Customer segmentation is a key consideration for any business.

While it may be tempting to look at sales data in isolation, doing so can overlook the fact that different customer segments have different spending patterns, and this means that sales data can vary widely across different groups.

In this regard, using a standard linear regression to quantify the impact of different features on sales can be misleading, as different groups can **exist within each feature** that impact sales in a different way. Therefore, a mechanism is needed to model structured linear relationships in an appropriate way.

There is increasing emphasis on **interpretable machine learning** in the world of data.

Models have been growing ever more complex with the use of neural networks becoming more mainstream, along with the sheer size of data being analysed today.

In many cases, such complex models may not be fit for human interpretation in their own right. Therefore, there has been a push to make the model interpretable, whereby both the results and the process in achieving those results are understood by humans.

[WHAT YOU NEED TO DO] From the customer segmentation passage above, print everything from "There is increasing" down to "being analysed today.", word for word.

[SUPPLIED INFORMATION]

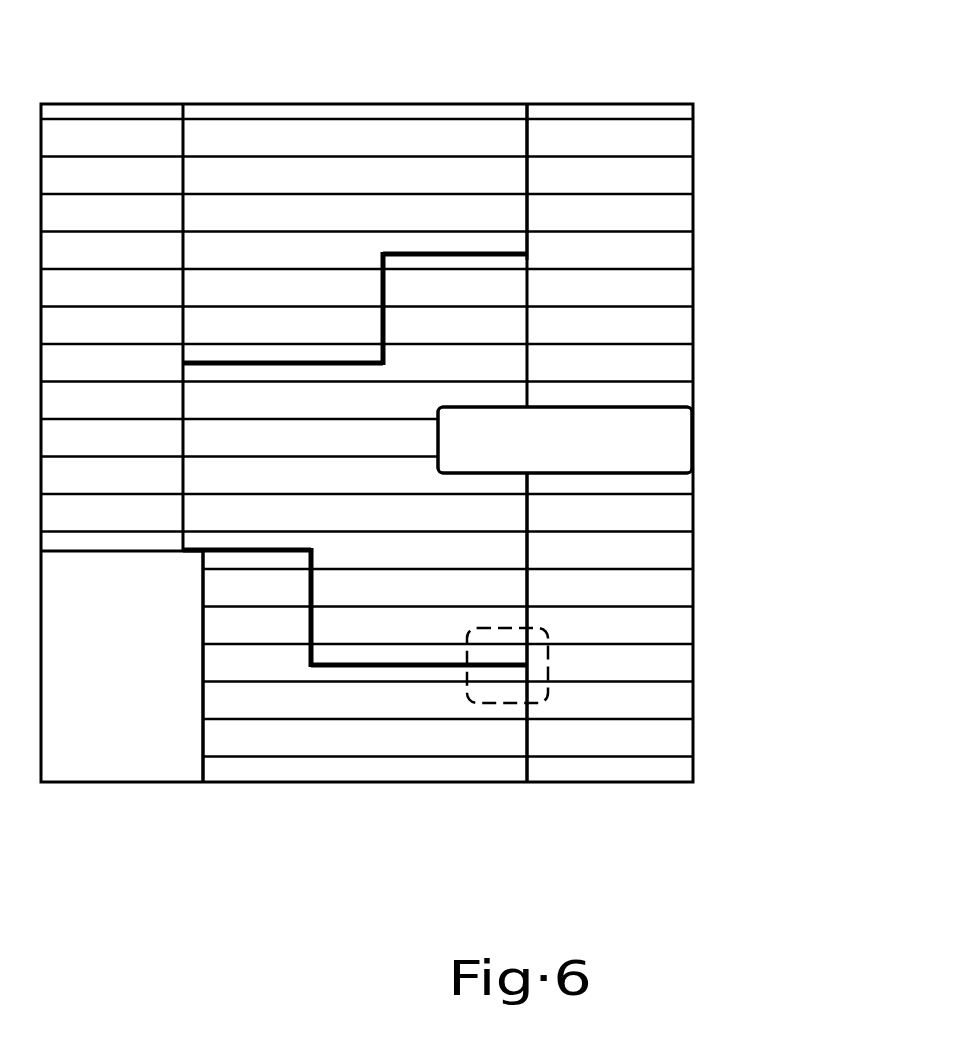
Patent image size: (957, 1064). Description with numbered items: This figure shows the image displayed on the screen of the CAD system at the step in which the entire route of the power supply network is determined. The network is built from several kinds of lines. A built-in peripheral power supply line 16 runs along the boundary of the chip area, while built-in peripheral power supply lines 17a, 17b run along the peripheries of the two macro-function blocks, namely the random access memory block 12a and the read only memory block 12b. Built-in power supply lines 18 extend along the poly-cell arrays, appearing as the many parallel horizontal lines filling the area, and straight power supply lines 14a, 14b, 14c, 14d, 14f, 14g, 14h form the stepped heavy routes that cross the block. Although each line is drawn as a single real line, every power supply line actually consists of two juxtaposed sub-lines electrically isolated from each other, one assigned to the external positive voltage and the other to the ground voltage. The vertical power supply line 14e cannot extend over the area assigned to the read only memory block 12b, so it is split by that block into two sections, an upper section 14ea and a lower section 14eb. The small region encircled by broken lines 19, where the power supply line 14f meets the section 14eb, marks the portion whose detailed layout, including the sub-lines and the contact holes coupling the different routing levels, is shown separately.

[REPLY]
There is increasing emphasis on **interpretable machine learning** in the world of data.

Models have been growing ever more complex with the use of neural networks becoming more mainstream, along with the sheer size of data being analysed today.